## TASK
From the listing below, pull out the lines that hold "heading".

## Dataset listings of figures
= = = =
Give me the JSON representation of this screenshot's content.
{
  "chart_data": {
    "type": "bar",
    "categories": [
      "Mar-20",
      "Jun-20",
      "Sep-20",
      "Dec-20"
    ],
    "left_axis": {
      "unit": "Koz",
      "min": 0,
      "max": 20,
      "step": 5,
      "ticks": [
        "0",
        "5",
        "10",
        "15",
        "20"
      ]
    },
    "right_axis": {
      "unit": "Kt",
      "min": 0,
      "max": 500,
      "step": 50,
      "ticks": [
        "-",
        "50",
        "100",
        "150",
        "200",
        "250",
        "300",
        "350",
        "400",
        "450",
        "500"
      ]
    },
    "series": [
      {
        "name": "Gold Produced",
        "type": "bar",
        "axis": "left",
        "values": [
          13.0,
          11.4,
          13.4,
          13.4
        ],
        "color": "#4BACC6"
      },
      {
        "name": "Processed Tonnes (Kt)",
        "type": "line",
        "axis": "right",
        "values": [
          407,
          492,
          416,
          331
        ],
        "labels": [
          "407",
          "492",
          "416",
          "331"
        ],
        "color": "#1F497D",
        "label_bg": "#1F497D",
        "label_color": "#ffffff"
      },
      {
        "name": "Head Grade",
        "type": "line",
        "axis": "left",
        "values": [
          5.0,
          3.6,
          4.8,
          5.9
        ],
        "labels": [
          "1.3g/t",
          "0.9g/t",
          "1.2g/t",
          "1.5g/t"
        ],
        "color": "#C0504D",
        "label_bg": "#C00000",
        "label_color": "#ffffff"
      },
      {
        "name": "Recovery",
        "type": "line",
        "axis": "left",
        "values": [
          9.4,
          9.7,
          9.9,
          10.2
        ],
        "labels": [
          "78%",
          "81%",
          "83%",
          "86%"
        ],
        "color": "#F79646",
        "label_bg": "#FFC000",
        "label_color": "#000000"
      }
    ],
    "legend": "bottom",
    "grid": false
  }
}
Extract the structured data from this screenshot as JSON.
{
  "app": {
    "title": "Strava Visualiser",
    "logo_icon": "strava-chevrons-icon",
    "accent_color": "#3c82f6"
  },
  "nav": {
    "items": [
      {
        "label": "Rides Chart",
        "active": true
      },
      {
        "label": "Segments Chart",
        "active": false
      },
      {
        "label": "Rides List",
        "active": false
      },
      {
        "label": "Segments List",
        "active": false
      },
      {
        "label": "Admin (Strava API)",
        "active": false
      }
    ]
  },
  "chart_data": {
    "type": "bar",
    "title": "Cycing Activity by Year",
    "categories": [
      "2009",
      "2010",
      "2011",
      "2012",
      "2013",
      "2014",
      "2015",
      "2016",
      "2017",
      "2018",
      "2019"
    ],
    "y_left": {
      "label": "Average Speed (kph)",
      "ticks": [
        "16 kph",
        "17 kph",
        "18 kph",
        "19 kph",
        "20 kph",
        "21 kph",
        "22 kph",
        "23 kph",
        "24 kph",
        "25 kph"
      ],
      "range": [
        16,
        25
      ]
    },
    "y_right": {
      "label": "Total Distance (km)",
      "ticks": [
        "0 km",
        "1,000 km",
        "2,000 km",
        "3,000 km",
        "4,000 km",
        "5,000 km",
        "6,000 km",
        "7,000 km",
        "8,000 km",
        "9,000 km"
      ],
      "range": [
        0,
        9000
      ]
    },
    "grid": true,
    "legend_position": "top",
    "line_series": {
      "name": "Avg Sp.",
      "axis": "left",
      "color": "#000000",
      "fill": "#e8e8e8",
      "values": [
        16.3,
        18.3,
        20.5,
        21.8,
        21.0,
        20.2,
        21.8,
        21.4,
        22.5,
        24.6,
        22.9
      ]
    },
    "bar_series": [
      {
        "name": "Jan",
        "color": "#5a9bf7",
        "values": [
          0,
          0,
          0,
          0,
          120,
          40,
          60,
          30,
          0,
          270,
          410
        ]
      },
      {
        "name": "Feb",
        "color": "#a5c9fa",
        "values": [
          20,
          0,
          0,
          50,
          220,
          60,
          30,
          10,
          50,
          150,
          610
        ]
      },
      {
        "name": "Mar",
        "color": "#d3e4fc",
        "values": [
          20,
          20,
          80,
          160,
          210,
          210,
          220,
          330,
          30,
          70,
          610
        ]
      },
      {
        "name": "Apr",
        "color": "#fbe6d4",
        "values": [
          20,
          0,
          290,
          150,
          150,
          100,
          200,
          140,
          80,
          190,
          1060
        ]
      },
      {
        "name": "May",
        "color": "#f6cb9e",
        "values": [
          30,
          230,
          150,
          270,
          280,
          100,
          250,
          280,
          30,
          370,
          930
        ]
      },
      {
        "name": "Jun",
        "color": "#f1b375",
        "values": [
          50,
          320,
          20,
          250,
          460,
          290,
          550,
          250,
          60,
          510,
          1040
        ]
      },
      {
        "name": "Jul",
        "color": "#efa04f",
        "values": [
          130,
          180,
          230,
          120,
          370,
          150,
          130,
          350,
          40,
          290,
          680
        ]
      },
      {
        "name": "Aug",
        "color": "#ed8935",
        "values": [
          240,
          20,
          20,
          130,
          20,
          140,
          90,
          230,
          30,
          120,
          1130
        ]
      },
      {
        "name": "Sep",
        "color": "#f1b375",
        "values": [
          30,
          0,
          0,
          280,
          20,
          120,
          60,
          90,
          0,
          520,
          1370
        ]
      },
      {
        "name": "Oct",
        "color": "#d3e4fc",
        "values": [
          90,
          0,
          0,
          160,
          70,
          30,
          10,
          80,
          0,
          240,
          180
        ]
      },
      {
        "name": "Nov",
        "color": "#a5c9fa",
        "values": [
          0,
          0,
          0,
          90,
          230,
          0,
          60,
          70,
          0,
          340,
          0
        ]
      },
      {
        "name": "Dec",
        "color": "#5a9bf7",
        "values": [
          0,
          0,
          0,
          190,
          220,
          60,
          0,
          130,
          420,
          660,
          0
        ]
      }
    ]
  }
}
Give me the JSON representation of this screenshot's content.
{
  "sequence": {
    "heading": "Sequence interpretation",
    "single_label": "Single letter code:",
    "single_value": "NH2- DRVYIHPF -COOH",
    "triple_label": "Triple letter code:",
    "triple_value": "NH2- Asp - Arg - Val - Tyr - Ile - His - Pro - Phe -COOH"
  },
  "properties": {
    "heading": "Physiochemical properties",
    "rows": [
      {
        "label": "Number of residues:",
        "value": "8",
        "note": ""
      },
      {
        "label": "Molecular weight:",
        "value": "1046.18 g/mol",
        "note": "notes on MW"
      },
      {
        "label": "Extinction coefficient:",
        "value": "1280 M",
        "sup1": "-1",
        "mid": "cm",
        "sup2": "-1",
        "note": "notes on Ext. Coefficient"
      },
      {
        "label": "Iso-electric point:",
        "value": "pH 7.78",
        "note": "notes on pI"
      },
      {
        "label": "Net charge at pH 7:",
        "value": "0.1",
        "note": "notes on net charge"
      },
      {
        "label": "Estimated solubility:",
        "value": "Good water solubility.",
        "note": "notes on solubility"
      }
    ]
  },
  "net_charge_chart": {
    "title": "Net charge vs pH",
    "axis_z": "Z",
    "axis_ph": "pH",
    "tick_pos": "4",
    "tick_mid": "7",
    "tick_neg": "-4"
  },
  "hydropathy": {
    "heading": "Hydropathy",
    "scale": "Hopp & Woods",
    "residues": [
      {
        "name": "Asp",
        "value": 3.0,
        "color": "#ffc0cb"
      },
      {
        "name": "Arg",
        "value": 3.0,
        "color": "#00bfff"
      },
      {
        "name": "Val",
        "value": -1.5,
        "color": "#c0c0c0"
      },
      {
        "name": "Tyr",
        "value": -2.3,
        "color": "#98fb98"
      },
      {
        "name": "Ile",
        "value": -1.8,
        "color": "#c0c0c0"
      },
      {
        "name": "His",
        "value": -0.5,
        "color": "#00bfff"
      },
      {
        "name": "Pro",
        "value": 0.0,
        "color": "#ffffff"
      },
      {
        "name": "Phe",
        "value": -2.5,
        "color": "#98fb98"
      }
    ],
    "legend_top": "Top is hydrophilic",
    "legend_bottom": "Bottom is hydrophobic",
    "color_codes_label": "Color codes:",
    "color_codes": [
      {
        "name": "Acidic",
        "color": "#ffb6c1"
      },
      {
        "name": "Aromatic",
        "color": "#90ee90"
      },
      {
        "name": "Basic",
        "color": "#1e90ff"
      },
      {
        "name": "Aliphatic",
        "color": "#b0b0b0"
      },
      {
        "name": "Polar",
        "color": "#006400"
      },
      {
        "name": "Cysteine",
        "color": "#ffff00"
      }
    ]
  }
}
= = = =
## SOLVED PROBLEM
    "heading": "Sequence interpretation",
    "heading": "Physiochemical properties",
    "heading": "Hydropathy",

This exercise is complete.